**WHAT YOU NEED TO DO:**
Locate every line below that contains the word "communication" and copy it.

───── RECORDED INFORMATION ─────

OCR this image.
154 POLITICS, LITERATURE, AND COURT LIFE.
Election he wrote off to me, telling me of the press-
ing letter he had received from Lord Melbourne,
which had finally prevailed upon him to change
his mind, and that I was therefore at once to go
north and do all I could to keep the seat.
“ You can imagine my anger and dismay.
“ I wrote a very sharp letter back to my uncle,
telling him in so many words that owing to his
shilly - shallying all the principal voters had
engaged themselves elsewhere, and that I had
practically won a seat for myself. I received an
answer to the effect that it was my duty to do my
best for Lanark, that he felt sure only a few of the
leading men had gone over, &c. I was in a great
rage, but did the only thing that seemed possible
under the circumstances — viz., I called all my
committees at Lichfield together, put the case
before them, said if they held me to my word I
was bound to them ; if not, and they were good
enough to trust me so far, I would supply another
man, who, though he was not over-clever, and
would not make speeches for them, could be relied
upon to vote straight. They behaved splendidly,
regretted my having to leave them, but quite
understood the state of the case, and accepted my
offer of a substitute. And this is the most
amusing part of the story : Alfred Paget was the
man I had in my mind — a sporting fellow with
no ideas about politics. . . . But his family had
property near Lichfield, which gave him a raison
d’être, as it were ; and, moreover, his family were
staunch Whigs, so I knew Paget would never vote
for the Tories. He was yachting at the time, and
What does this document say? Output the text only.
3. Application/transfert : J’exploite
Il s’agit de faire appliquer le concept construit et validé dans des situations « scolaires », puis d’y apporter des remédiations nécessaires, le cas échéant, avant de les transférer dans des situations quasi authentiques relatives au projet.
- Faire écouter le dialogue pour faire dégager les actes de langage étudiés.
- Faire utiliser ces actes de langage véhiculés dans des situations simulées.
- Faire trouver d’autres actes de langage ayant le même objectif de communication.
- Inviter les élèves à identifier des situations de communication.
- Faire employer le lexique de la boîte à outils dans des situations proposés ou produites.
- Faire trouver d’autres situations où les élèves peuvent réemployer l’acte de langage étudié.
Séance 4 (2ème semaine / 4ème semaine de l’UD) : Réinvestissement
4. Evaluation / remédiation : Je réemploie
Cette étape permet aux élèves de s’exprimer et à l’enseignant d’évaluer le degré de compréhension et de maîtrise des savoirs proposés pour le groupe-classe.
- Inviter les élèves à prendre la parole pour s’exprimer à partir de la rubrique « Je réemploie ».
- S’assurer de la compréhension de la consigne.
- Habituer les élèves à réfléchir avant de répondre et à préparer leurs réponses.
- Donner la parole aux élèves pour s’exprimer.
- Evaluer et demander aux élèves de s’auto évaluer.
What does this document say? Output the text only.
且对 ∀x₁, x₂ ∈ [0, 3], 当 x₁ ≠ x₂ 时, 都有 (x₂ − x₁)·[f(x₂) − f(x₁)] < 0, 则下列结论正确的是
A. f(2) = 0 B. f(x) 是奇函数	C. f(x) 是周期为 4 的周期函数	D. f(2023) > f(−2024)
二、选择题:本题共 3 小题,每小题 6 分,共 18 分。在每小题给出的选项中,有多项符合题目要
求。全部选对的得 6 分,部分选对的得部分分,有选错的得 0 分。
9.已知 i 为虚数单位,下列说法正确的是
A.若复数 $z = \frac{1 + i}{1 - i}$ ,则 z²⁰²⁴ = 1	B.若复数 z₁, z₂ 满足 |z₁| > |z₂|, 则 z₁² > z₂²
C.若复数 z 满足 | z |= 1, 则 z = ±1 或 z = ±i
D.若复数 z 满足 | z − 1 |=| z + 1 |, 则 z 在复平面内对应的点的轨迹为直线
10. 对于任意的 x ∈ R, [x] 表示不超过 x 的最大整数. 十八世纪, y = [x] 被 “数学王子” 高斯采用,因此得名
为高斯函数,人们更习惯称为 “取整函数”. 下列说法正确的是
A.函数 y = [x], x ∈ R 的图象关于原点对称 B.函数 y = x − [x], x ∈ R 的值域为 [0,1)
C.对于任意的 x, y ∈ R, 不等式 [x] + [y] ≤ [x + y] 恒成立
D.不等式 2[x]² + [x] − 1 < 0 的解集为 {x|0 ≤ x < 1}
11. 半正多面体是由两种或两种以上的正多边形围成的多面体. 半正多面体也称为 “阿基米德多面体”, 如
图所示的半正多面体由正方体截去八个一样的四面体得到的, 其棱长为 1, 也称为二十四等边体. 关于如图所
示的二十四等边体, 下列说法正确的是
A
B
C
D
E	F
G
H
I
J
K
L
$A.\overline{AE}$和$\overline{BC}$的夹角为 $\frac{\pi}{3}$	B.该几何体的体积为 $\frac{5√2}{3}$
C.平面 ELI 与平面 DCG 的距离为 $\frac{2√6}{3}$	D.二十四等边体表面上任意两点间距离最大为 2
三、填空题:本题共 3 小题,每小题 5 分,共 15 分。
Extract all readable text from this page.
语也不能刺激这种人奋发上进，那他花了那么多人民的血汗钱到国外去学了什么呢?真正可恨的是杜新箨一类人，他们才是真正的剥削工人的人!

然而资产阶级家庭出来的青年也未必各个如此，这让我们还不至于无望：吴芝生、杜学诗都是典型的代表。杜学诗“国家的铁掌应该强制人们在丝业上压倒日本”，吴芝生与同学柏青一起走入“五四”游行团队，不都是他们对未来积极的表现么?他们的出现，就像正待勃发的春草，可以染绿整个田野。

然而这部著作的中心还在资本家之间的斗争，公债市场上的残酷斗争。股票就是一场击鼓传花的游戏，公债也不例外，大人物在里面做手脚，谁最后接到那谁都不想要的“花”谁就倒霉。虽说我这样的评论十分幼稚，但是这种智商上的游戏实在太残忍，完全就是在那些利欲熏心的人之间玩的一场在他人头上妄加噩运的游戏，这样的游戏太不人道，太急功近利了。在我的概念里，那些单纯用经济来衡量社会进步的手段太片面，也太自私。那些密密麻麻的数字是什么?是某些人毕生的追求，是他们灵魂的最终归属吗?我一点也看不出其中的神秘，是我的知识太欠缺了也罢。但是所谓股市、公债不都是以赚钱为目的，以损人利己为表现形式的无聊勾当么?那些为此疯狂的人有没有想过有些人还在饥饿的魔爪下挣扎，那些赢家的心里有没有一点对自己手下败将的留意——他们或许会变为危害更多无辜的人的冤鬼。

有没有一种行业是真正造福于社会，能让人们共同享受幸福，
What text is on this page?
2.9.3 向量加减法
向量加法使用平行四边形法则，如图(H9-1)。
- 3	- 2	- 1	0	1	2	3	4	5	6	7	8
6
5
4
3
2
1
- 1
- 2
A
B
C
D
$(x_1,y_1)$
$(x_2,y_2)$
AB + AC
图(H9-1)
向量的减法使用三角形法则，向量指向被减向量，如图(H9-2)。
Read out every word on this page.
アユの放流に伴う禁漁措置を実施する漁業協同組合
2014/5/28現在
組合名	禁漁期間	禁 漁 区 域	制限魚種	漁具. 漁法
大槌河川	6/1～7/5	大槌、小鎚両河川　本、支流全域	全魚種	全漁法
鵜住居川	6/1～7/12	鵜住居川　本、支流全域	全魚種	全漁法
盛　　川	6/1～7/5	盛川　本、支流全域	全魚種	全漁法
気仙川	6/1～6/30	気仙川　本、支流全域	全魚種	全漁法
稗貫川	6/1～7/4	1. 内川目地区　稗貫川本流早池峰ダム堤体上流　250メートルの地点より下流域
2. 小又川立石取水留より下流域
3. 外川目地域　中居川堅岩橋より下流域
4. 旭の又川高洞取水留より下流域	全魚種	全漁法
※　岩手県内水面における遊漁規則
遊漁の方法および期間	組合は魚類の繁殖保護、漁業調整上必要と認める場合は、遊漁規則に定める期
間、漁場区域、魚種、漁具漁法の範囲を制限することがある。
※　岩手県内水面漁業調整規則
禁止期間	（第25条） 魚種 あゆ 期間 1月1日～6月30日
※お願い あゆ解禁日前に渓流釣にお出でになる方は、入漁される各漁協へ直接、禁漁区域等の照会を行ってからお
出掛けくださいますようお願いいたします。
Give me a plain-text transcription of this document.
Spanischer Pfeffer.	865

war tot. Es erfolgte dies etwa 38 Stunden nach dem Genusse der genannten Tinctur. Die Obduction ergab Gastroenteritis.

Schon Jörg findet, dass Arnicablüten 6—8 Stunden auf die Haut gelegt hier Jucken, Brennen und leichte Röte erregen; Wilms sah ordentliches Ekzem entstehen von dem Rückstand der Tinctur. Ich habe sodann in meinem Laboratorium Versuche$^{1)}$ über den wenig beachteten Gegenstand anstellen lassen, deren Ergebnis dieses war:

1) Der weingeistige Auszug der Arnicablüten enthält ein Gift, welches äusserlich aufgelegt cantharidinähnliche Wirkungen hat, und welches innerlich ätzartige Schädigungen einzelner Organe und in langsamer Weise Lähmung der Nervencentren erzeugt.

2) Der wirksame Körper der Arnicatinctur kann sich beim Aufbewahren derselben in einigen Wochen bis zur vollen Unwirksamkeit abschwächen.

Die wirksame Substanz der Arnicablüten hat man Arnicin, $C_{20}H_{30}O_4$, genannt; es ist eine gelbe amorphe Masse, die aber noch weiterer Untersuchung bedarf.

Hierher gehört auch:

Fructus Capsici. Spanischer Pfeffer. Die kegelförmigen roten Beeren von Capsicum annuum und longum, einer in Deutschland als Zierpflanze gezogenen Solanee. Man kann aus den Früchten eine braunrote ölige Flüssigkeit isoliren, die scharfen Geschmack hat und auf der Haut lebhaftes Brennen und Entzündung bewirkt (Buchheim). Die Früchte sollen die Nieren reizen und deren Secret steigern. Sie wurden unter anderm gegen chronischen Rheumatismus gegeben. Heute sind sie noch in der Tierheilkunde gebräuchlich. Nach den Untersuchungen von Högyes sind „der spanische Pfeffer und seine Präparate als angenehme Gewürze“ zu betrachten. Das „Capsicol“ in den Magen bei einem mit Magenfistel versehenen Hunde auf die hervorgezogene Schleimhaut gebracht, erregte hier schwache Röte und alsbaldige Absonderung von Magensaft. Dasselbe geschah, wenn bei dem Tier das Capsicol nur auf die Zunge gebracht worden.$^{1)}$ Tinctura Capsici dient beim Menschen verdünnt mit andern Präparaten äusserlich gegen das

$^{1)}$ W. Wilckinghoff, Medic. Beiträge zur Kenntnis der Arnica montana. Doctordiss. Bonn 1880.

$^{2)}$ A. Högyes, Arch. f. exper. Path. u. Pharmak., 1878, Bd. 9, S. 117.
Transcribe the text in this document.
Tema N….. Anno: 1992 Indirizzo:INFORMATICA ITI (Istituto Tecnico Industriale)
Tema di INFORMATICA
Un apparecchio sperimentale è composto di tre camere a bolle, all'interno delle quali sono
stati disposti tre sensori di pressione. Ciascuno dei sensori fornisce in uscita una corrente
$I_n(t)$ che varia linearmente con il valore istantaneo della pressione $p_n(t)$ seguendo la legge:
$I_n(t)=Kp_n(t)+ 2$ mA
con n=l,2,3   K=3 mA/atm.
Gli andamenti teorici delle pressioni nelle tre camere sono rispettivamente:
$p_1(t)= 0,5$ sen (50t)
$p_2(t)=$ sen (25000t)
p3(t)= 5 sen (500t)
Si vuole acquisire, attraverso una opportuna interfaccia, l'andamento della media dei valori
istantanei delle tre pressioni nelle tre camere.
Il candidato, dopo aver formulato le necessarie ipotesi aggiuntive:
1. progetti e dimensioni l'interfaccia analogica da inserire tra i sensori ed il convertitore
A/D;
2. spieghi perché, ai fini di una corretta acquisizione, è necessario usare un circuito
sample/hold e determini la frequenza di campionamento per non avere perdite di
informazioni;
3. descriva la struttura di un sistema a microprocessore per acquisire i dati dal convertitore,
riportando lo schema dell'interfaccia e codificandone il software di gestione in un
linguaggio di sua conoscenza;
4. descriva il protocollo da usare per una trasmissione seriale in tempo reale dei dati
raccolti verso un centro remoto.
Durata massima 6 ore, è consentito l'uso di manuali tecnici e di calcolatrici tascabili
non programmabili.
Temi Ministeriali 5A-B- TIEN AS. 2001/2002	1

─────

**THE RESPONSE:**
- Faire trouver d’autres actes de langage ayant le même objectif de communication.
- Inviter les élèves à identifier des situations de communication.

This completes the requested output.